Task instructions:
Of all the lines in this data, how many include "发票查验"? Respond with the number only.

Data records:

********************

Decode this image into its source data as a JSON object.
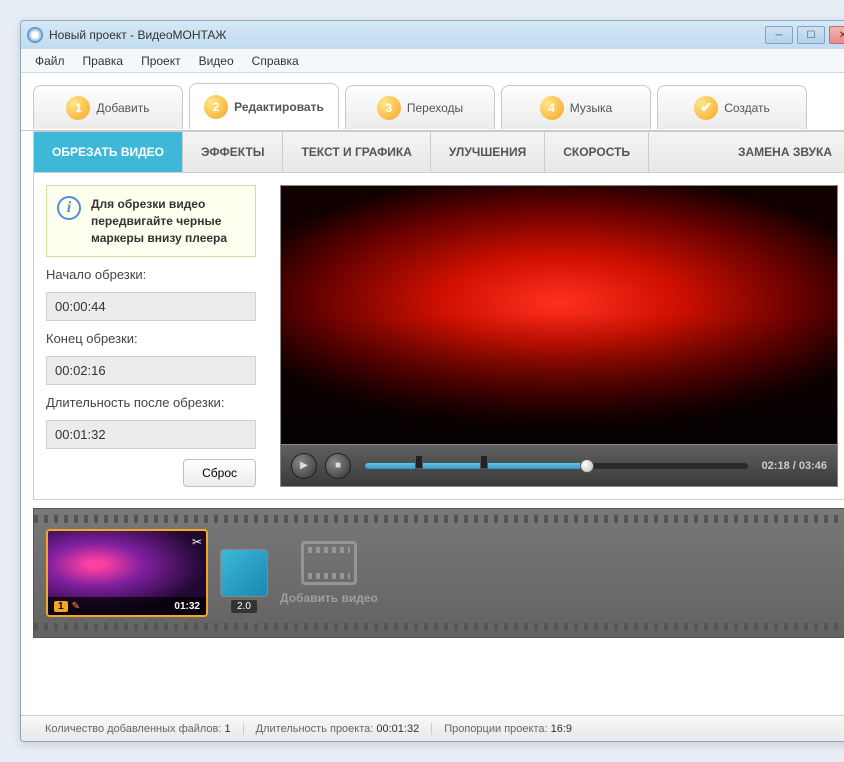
{
  "window": {
    "title": "Новый проект - ВидеоМОНТАЖ"
  },
  "menu": {
    "file": "Файл",
    "edit": "Правка",
    "project": "Проект",
    "video": "Видео",
    "help": "Справка"
  },
  "steps": {
    "add": "Добавить",
    "edit": "Редактировать",
    "transitions": "Переходы",
    "music": "Музыка",
    "create": "Создать",
    "n1": "1",
    "n2": "2",
    "n3": "3",
    "n4": "4",
    "check": "✔"
  },
  "subtabs": {
    "trim": "ОБРЕЗАТЬ ВИДЕО",
    "effects": "ЭФФЕКТЫ",
    "text": "ТЕКСТ И ГРАФИКА",
    "enhance": "УЛУЧШЕНИЯ",
    "speed": "СКОРОСТЬ",
    "audio": "ЗАМЕНА ЗВУКА"
  },
  "trim": {
    "hint": "Для обрезки видео передвигайте черные маркеры внизу плеера",
    "start_label": "Начало обрезки:",
    "start_value": "00:00:44",
    "end_label": "Конец обрезки:",
    "end_value": "00:02:16",
    "duration_label": "Длительность после обрезки:",
    "duration_value": "00:01:32",
    "reset": "Сброс"
  },
  "player": {
    "time": "02:18 / 03:46"
  },
  "timeline": {
    "clip_index": "1",
    "clip_duration": "01:32",
    "transition_duration": "2.0",
    "add_video": "Добавить видео"
  },
  "status": {
    "files_label": "Количество добавленных файлов:",
    "files_value": "1",
    "duration_label": "Длительность проекта:",
    "duration_value": "00:01:32",
    "aspect_label": "Пропорции проекта:",
    "aspect_value": "16:9"
  }
}
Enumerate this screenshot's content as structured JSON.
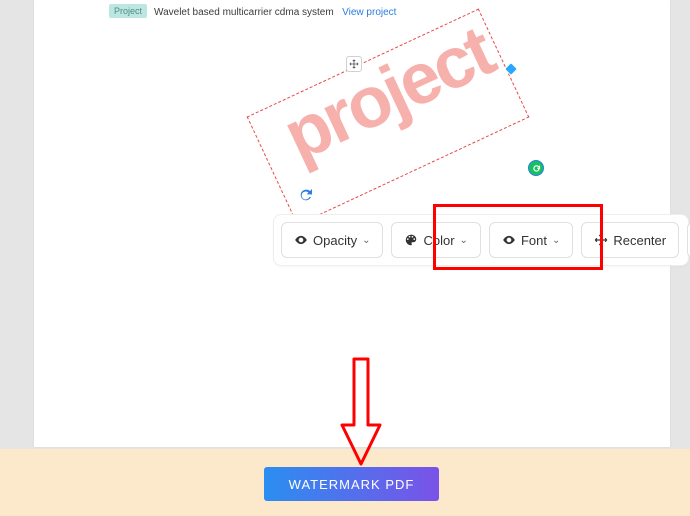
{
  "doc": {
    "badge": "Project",
    "text": "Wavelet based multicarrier cdma system",
    "link": "View project"
  },
  "watermark": {
    "text": "project"
  },
  "toolbar": {
    "opacity_label": "Opacity",
    "color_label": "Color",
    "font_label": "Font",
    "recenter_label": "Recenter"
  },
  "actions": {
    "watermark_pdf": "WATERMARK PDF"
  }
}
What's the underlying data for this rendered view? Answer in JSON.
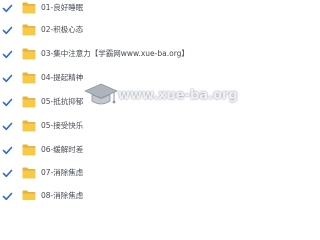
{
  "files": [
    {
      "name": "01-良好睡眠"
    },
    {
      "name": "02-积极心态"
    },
    {
      "name": "03-集中注意力【学霸网www.xue-ba.org】"
    },
    {
      "name": "04-提起精神"
    },
    {
      "name": "05-抵抗抑郁"
    },
    {
      "name": "05-接受快乐"
    },
    {
      "name": "06-缓解时差"
    },
    {
      "name": "07-消除焦虑"
    },
    {
      "name": "08-消除焦虑"
    }
  ],
  "watermark": {
    "text": "www.xue-ba.org"
  },
  "icons": {
    "checkbox": "checkbox-checked-icon",
    "folder": "folder-icon",
    "watermark": "graduation-cap-icon"
  },
  "colors": {
    "folder": "#f7c948",
    "folder_back": "#e9b236",
    "check": "#2d6bd6",
    "text": "#444a52"
  }
}
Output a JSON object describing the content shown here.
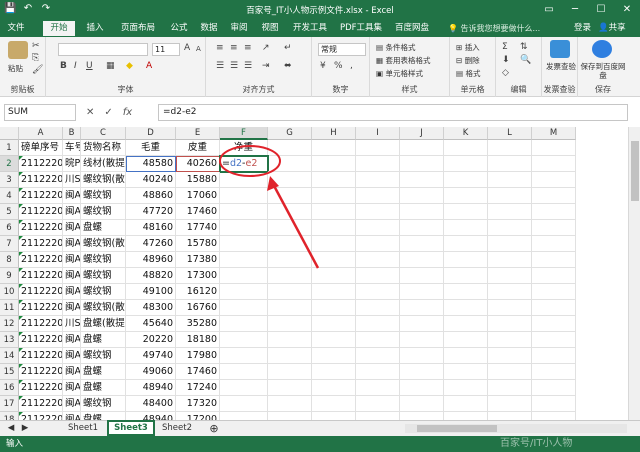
{
  "title": "百家号_IT小人物示例文件.xlsx - Excel",
  "tabs": [
    "文件",
    "开始",
    "插入",
    "页面布局",
    "公式",
    "数据",
    "审阅",
    "视图",
    "开发工具",
    "PDF工具集",
    "百度网盘"
  ],
  "active_tab": "开始",
  "tell_me": "告诉我您想要做什么...",
  "account": {
    "login": "登录",
    "share": "共享"
  },
  "ribbon": {
    "paste": "粘贴",
    "clipboard": "剪贴板",
    "font_group": "字体",
    "font_size": "11",
    "align_group": "对齐方式",
    "number_format": "常规",
    "number_group": "数字",
    "cond_format": "条件格式",
    "table_format": "套用表格格式",
    "cell_style": "单元格样式",
    "style_group": "样式",
    "insert": "插入",
    "delete": "删除",
    "format": "格式",
    "cells_group": "单元格",
    "editing_group": "编辑",
    "invoice_check": "发票查验",
    "invoice_group": "发票查验",
    "save_to": "保存到百度网盘",
    "save_group": "保存"
  },
  "name_box": "SUM",
  "formula": "=d2-e2",
  "columns": [
    "A",
    "B",
    "C",
    "D",
    "E",
    "F",
    "G",
    "H",
    "I",
    "J",
    "K",
    "L",
    "M"
  ],
  "headers": [
    "磅单序号",
    "车号",
    "货物名称",
    "毛重",
    "皮重",
    "净重"
  ],
  "rows": [
    [
      "21122201C",
      "晥P(",
      "线材(散提",
      48580,
      40260,
      "=d2-e2"
    ],
    [
      "21122201C",
      "川S(",
      "螺纹钢(散",
      40240,
      15880,
      ""
    ],
    [
      "21122201C",
      "闽A",
      "螺纹钢",
      48860,
      17060,
      ""
    ],
    [
      "21122201C",
      "闽A",
      "螺纹钢",
      47720,
      17460,
      ""
    ],
    [
      "21122201C",
      "闽A",
      "盘螺",
      48160,
      17740,
      ""
    ],
    [
      "21122201C",
      "闽A",
      "螺纹钢(散",
      47260,
      15780,
      ""
    ],
    [
      "21122201C",
      "闽A",
      "螺纹钢",
      48960,
      17380,
      ""
    ],
    [
      "21122201C",
      "闽A",
      "螺纹钢",
      48820,
      17300,
      ""
    ],
    [
      "21122201C",
      "闽A",
      "螺纹钢",
      49100,
      16120,
      ""
    ],
    [
      "21122201C",
      "闽A",
      "螺纹钢(散拒",
      48300,
      16760,
      ""
    ],
    [
      "21122201C",
      "川S(",
      "盘螺(散提-",
      45640,
      35280,
      ""
    ],
    [
      "21122201C",
      "闽A",
      "盘螺",
      20220,
      18180,
      ""
    ],
    [
      "21122201C",
      "闽A",
      "螺纹钢",
      49740,
      17980,
      ""
    ],
    [
      "21122201C",
      "闽A",
      "盘螺",
      49060,
      17460,
      ""
    ],
    [
      "21122201C",
      "闽A",
      "盘螺",
      48940,
      17240,
      ""
    ],
    [
      "21122201C",
      "闽A",
      "螺纹钢",
      48400,
      17320,
      ""
    ],
    [
      "21122201C",
      "闽A",
      "盘螺",
      48940,
      17200,
      ""
    ],
    [
      "21122201C",
      "闽A",
      "螺纹钢",
      48880,
      17600,
      ""
    ]
  ],
  "sheets": [
    "Sheet1",
    "Sheet3",
    "Sheet2"
  ],
  "active_sheet": "Sheet3",
  "status": "输入",
  "watermark": "百家号/IT小人物",
  "colors": {
    "accent": "#217346",
    "annotation": "#e0232b"
  }
}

********************

Result of the task:
2